== Problem requirements ==
The entries below are to be duplicated exactly, with nothing left out.

[Extracted records]
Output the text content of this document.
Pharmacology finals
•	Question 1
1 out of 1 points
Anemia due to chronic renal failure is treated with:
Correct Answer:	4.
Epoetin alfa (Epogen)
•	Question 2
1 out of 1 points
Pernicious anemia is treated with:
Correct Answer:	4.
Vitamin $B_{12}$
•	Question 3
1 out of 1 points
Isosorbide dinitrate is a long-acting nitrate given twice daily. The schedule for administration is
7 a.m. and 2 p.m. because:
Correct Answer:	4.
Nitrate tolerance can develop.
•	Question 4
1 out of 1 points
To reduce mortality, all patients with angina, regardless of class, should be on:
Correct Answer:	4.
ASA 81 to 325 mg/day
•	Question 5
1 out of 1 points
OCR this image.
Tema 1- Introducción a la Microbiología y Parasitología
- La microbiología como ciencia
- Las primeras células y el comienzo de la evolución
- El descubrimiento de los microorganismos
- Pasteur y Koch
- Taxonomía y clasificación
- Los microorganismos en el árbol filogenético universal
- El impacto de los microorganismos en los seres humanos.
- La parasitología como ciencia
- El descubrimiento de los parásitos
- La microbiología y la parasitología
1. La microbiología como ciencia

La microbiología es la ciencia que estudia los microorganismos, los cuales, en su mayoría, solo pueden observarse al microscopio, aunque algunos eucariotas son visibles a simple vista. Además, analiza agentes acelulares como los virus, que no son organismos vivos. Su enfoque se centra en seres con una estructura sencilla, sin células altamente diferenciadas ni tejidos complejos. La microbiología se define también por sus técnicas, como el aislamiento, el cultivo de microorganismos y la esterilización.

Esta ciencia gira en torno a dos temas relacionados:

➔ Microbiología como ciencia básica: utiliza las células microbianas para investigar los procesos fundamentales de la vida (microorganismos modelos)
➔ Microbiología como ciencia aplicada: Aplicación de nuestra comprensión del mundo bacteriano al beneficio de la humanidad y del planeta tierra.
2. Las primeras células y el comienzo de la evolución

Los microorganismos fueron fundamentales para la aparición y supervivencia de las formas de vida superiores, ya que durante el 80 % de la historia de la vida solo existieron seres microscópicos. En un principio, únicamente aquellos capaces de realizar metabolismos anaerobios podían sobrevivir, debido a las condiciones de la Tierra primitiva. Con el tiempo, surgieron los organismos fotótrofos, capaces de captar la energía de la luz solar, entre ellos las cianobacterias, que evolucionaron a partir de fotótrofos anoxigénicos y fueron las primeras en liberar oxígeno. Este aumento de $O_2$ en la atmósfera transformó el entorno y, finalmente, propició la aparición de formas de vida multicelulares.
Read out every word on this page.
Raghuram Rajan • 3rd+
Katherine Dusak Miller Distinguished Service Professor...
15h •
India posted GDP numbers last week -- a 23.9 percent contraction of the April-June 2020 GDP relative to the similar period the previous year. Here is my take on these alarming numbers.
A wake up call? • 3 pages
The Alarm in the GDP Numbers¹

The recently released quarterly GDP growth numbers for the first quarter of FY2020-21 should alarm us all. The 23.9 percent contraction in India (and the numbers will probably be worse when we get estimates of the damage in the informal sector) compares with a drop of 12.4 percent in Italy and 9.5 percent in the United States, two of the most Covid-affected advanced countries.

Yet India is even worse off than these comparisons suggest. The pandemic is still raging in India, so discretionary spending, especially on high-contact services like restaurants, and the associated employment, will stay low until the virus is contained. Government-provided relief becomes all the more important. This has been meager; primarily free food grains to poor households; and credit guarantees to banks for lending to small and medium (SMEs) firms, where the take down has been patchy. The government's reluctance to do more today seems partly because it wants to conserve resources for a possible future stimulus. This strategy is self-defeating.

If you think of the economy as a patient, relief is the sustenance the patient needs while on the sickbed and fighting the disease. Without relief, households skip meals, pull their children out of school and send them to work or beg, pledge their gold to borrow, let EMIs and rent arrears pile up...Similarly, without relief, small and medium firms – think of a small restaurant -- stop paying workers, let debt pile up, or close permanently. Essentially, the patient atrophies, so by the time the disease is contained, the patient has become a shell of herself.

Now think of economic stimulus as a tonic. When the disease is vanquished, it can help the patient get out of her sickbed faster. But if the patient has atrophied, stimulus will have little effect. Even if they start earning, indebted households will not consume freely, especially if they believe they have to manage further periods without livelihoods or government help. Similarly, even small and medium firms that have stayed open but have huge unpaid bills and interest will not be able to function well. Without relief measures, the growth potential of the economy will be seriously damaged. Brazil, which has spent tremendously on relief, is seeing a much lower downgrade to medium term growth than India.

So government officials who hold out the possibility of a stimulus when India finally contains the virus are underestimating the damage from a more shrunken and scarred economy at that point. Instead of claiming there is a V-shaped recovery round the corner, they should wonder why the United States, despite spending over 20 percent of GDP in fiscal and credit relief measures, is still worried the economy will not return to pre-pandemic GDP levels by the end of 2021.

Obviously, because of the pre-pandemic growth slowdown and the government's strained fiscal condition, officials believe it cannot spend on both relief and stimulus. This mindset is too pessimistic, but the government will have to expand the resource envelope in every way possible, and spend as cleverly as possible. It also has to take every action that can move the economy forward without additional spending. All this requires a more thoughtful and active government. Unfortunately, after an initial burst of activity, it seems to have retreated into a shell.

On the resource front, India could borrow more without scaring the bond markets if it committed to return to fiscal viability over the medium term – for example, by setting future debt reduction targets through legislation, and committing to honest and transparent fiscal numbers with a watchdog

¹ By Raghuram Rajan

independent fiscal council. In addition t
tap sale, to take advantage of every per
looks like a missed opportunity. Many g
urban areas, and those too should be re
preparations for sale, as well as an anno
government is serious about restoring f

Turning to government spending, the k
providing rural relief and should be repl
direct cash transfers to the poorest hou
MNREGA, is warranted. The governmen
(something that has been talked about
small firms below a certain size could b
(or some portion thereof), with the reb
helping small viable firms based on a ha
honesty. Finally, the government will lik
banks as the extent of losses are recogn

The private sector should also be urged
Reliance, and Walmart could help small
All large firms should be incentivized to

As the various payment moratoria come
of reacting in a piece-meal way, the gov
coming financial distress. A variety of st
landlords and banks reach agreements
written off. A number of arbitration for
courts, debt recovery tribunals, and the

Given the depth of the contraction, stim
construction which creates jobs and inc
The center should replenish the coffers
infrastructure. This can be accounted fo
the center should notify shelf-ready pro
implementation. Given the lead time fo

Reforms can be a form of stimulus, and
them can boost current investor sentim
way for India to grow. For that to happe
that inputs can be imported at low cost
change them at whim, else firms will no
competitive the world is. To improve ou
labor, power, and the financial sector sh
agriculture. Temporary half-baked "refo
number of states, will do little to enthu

== Response area ==
Output the text content of this document.
Pharmacology finals
•	Question 1
1 out of 1 points
Anemia due to chronic renal failure is treated with:
Correct Answer:	4.
Epoetin alfa (Epogen)
•	Question 2
1 out of 1 points
Pernicious anemia is treated with:
Correct Answer:	4.
Vitamin $B_{12}$
•	Question 3
1 out of 1 points
Isosorbide dinitrate is a long-acting nitrate given twice daily. The schedule for administration is
7 a.m. and 2 p.m. because:
Correct Answer:	4.
Nitrate tolerance can develop.
•	Question 4
1 out of 1 points
To reduce mortality, all patients with angina, regardless of class, should be on:
Correct Answer:	4.
ASA 81 to 325 mg/day
•	Question 5
1 out of 1 points
OCR this image.
Tema 1- Introducción a la Microbiología y Parasitología
- La microbiología como ciencia
- Las primeras células y el comienzo de la evolución
- El descubrimiento de los microorganismos
- Pasteur y Koch
- Taxonomía y clasificación
- Los microorganismos en el árbol filogenético universal
- El impacto de los microorganismos en los seres humanos.
- La parasitología como ciencia
- El descubrimiento de los parásitos
- La microbiología y la parasitología
1. La microbiología como ciencia

La microbiología es la ciencia que estudia los microorganismos, los cuales, en su mayoría, solo pueden observarse al microscopio, aunque algunos eucariotas son visibles a simple vista. Además, analiza agentes acelulares como los virus, que no son organismos vivos. Su enfoque se centra en seres con una estructura sencilla, sin células altamente diferenciadas ni tejidos complejos. La microbiología se define también por sus técnicas, como el aislamiento, el cultivo de microorganismos y la esterilización.

Esta ciencia gira en torno a dos temas relacionados:

➔ Microbiología como ciencia básica: utiliza las células microbianas para investigar los procesos fundamentales de la vida (microorganismos modelos)
➔ Microbiología como ciencia aplicada: Aplicación de nuestra comprensión del mundo bacteriano al beneficio de la humanidad y del planeta tierra.
2. Las primeras células y el comienzo de la evolución

Los microorganismos fueron fundamentales para la aparición y supervivencia de las formas de vida superiores, ya que durante el 80 % de la historia de la vida solo existieron seres microscópicos. En un principio, únicamente aquellos capaces de realizar metabolismos anaerobios podían sobrevivir, debido a las condiciones de la Tierra primitiva. Con el tiempo, surgieron los organismos fotótrofos, capaces de captar la energía de la luz solar, entre ellos las cianobacterias, que evolucionaron a partir de fotótrofos anoxigénicos y fueron las primeras en liberar oxígeno. Este aumento de $O_2$ en la atmósfera transformó el entorno y, finalmente, propició la aparición de formas de vida multicelulares.
Read out every word on this page.
Raghuram Rajan • 3rd+
Katherine Dusak Miller Distinguished Service Professor...
15h •
India posted GDP numbers last week -- a 23.9 percent contraction of the April-June 2020 GDP relative to the similar period the previous year. Here is my take on these alarming numbers.
A wake up call? • 3 pages
The Alarm in the GDP Numbers¹

The recently released quarterly GDP growth numbers for the first quarter of FY2020-21 should alarm us all. The 23.9 percent contraction in India (and the numbers will probably be worse when we get estimates of the damage in the informal sector) compares with a drop of 12.4 percent in Italy and 9.5 percent in the United States, two of the most Covid-affected advanced countries.

Yet India is even worse off than these comparisons suggest. The pandemic is still raging in India, so discretionary spending, especially on high-contact services like restaurants, and the associated employment, will stay low until the virus is contained. Government-provided relief becomes all the more important. This has been meager; primarily free food grains to poor households; and credit guarantees to banks for lending to small and medium (SMEs) firms, where the take down has been patchy. The government's reluctance to do more today seems partly because it wants to conserve resources for a possible future stimulus. This strategy is self-defeating.

If you think of the economy as a patient, relief is the sustenance the patient needs while on the sickbed and fighting the disease. Without relief, households skip meals, pull their children out of school and send them to work or beg, pledge their gold to borrow, let EMIs and rent arrears pile up...Similarly, without relief, small and medium firms – think of a small restaurant -- stop paying workers, let debt pile up, or close permanently. Essentially, the patient atrophies, so by the time the disease is contained, the patient has become a shell of herself.

Now think of economic stimulus as a tonic. When the disease is vanquished, it can help the patient get out of her sickbed faster. But if the patient has atrophied, stimulus will have little effect. Even if they start earning, indebted households will not consume freely, especially if they believe they have to manage further periods without livelihoods or government help. Similarly, even small and medium firms that have stayed open but have huge unpaid bills and interest will not be able to function well. Without relief measures, the growth potential of the economy will be seriously damaged. Brazil, which has spent tremendously on relief, is seeing a much lower downgrade to medium term growth than India.

So government officials who hold out the possibility of a stimulus when India finally contains the virus are underestimating the damage from a more shrunken and scarred economy at that point. Instead of claiming there is a V-shaped recovery round the corner, they should wonder why the United States, despite spending over 20 percent of GDP in fiscal and credit relief measures, is still worried the economy will not return to pre-pandemic GDP levels by the end of 2021.

Obviously, because of the pre-pandemic growth slowdown and the government's strained fiscal condition, officials believe it cannot spend on both relief and stimulus. This mindset is too pessimistic, but the government will have to expand the resource envelope in every way possible, and spend as cleverly as possible. It also has to take every action that can move the economy forward without additional spending. All this requires a more thoughtful and active government. Unfortunately, after an initial burst of activity, it seems to have retreated into a shell.

On the resource front, India could borrow more without scaring the bond markets if it committed to return to fiscal viability over the medium term – for example, by setting future debt reduction targets through legislation, and committing to honest and transparent fiscal numbers with a watchdog

¹ By Raghuram Rajan

independent fiscal council. In addition t
tap sale, to take advantage of every per
looks like a missed opportunity. Many g
urban areas, and those too should be re
preparations for sale, as well as an anno
government is serious about restoring f

Turning to government spending, the k
providing rural relief and should be repl
direct cash transfers to the poorest hou
MNREGA, is warranted. The governmen
(something that has been talked about
small firms below a certain size could b
(or some portion thereof), with the reb
helping small viable firms based on a ha
honesty. Finally, the government will lik
banks as the extent of losses are recogn

The private sector should also be urged
Reliance, and Walmart could help small
All large firms should be incentivized to

As the various payment moratoria come
of reacting in a piece-meal way, the gov
coming financial distress. A variety of st
landlords and banks reach agreements
written off. A number of arbitration for
courts, debt recovery tribunals, and the

Given the depth of the contraction, stim
construction which creates jobs and inc
The center should replenish the coffers
infrastructure. This can be accounted fo
the center should notify shelf-ready pro
implementation. Given the lead time fo

Reforms can be a form of stimulus, and
them can boost current investor sentim
way for India to grow. For that to happe
that inputs can be imported at low cost
change them at whim, else firms will no
competitive the world is. To improve ou
labor, power, and the financial sector sh
agriculture. Temporary half-baked "refo
number of states, will do little to enthu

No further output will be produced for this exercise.